== TASKS FOR THIS EXERCISE ==
• A. Reproduce the psychiatric hospital account word for word, starting at the words "This is what" and stopping after "I guess not.".
• B. Carry on the psychiatric hospital account from the point where it ends.

+++ SUPPLIED TEXT

This is what a psychologist told me after spending just a few minutes in her office. I was scared, confused, and emotional. I looked at her as if she was telling me that I was a crazy person. Is my case that bad that a psychologist's solution was to refer me to a psychiatric hospital? Can't we sort this out in a few sessions? Well, I guess not.

You see, five years ago I was raped by a stranger. I spoke about my story here. This is the same situation that led me to a psychologist's office in 2017 because I felt as though my life was falling apart.

Things had gotten so bad that I was a mess all the time. I was crying everywhere – at work, in my car, at church, and at home. As much as I thought I'd dealt with the emotional scars that come with being a rape survivor, it turned out, I had barely scratched the surface. You see, publicly opening up about my experience resulted in a lot of people reaching out to me and sharing their own painful experiences. Their emails touched me so much and I wanted to be there for all of them, to tell them that everything would be fine, and that they will overcome. I was responding to emails and encouraging others who had faced a similar situation, all the while asking myself, Who is pouring into me while I'm pouring into all these people?

This left me so empty and things just went downhill from there. I felt like a fraud.

I was telling others that they'd be fine while I was dying inside.

I was a mess. It was time to do something about it. I prayed one of the most emotional prayers of my life. I said, "Lord, please heal me. Do whatever it takes to heal these emotional scars."

I even wrote this prayer on a sticky note and stuck it on my bathroom mirror. About two weeks later, I found myself in a psychologist's office and she referred me to a psychiatric hospital, which now, looking back, was exactly what I needed.

Before being admitted, I had all kinds of ideas about this kind of hospital. I had negative expectations and even believed that I was too "normal" to be in such an environment. I drove myself there and cried the whole way. However, when I arrived, I was so surprised. The place was beautiful, clean, it had "normal-looking" people just like me, and it was peaceful. So what was the big fuss all about? I guess it all comes with not having enough knowledge about psychiatric hospitals and being admitted.

Being in that hospital made me feel like I was surrounded by people who knew exactly what I was experiencing. I could talk about my feelings and no one would judge me or suggest that I was exaggerating my pain. I met so many amazing people – young working professionals and older people (Black and white) who, just like me, had found themselves at a breaking point in their lives.

++++++
+++ LISTED ENTRIES

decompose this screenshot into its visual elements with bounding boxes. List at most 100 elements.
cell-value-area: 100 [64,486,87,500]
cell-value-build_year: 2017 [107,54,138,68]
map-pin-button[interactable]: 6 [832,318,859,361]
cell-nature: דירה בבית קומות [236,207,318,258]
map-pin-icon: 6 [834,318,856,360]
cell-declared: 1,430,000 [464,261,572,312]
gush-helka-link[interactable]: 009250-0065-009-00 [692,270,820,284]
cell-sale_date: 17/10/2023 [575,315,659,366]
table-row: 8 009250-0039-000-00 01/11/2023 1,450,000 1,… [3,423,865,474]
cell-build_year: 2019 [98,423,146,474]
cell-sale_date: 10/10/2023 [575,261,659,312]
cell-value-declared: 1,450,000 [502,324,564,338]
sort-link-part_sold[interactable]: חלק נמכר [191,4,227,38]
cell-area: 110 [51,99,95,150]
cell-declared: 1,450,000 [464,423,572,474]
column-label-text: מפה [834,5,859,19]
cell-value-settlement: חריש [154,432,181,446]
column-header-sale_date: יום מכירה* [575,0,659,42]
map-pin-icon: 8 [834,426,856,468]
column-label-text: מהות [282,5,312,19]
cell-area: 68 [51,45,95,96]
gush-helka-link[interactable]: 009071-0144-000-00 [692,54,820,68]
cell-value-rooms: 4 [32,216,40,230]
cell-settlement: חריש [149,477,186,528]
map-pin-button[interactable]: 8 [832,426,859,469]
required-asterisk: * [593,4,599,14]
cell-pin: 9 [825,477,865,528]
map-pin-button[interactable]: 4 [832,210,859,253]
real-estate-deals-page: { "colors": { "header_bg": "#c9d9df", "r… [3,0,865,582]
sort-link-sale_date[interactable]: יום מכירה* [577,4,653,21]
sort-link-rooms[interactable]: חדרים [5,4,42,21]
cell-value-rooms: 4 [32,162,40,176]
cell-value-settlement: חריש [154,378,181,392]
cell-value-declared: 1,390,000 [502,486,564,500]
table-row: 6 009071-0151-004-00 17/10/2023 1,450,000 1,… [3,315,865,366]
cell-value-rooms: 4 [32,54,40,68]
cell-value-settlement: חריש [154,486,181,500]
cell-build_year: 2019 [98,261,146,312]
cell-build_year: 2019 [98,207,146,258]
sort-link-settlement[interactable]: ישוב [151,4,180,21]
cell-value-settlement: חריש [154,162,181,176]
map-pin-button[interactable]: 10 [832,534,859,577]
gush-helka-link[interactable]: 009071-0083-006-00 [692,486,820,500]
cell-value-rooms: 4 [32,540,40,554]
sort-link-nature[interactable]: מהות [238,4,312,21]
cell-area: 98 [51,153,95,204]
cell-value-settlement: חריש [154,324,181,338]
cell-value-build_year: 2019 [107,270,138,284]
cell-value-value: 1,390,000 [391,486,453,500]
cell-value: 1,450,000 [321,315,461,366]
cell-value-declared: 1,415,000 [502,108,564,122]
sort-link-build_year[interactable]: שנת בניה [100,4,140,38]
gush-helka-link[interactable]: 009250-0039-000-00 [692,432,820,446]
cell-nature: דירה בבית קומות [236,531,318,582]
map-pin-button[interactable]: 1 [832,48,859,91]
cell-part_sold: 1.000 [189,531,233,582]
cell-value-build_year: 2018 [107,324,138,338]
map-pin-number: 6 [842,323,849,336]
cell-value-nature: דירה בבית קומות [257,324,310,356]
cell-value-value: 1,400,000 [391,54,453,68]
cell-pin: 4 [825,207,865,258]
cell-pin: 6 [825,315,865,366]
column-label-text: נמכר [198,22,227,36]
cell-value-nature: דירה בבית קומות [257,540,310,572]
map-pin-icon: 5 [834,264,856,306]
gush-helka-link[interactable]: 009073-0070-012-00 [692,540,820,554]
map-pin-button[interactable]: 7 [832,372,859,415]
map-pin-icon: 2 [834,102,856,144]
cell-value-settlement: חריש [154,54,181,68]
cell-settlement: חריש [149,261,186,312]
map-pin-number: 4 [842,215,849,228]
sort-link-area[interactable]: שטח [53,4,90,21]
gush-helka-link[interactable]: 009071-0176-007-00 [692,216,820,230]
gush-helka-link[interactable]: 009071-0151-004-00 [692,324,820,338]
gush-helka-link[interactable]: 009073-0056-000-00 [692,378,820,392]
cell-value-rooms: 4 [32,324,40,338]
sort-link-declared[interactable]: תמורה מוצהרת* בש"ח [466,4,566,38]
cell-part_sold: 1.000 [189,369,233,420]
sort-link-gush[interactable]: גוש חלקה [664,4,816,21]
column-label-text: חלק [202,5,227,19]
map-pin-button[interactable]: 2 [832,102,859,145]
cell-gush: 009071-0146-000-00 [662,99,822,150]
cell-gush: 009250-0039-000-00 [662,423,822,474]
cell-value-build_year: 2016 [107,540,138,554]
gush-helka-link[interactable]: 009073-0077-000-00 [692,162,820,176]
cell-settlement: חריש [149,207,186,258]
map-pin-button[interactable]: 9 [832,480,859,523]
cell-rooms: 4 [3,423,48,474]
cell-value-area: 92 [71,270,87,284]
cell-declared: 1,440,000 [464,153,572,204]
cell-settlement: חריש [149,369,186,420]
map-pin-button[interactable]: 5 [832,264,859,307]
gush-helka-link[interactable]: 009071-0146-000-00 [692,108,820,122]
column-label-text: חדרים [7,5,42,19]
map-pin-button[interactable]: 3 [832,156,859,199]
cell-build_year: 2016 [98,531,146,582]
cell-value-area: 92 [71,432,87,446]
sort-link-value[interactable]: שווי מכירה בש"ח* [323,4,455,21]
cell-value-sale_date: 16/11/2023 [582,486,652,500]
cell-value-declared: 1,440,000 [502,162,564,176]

++++++

== ANSWERS TO EACH TASK ==
• A.
This is what a psychologist told me after spending just a few minutes in her office. I was scared, confused, and emotional. I looked at her as if she was telling me that I was a crazy person. Is my case that bad that a psychologist's solution was to refer me to a psychiatric hospital? Can't we sort this out in a few sessions? Well, I guess not.

• B.
Here's what I learned:

You are Never Alone

No matter what you're going through, just know that there's another person who's gone through the same experience and has felt exactly what you're feeling. I know this doesn't make it better or even make the pain disappear, but it's good to know that there's someone out there who understands exactly how you're feeling and what you're going through.

Healing Comes in Waves

There's this quote I found on the Internet a while ago. It says: "Healing comes in waves, and maybe today the wave hits the rocks, and that's okay, that's okay, darling. You are still healing, you are still healing." For me, this means that all days are not the same. One day, you're in a good mood and you're happy, and the next day, you're feeling like your world is falling apart. And that it absolutely fine.

They say healing is a process, and this is very true. You should allow yourself to feel everything that comes, whether it's happiness, sadness, anger, or whatever. Feel it. Stay in the feeling. Don't run away from it. Don't try to distract yourself from it. Feel it and then let it pass.

Cry if you have to. Scream if you must. Do whatever it takes and feel what you need to feel.

Trust me, this is all part of the healing process. Healing is uncomfortable, that much I can tell you. But it is necessary.

Acknowledge and Accept What You Went Through

The first time I shared my incident with the psychologist at the hospital, she said something that I hadn't realized. "You went through something so terrible and the way you're telling your story is so casual. Why? You have detached yourself from the story," she said.

And she was right. After our session, I went to my room, got my journal, and started writing. My intention was to understand why I was showing absolutely no emotion about what I had gone through. And then it hit me: I still had not accepted it. It was as if the incident never happened and that's why it was so easy for me to talk about it like I was talking about drinking a glass of water – something that happens every day. This, it turned out, was my brain's way of dealing with what happened to me.

I started crying uncontrollably. I had to go back (in my mind) to the day when it all happened, watch the whole thing, acknowledge and accept that it did happen, and that it was not my fault. I think the fact that I accepted that it had happened somehow changed something in my brain. I don't know how to explain it, but all I can say is that from that day forward, things changed for the better.

Don’t Be Ashamed 

I think a lot of people who go through traumatic experiences feel as if talking about it is embarrassing. However, that's not true.

The more you own your story and talk about it, the more powerful you become.

The incident doesn't and should never define you. Speaking about it also helps with your healing and it also makes you realize that you're not alone. y sharing your story you're also encouraging and empowering others to share their stories. Don't let shame silence you. Speak up, you never know who you might help in the process.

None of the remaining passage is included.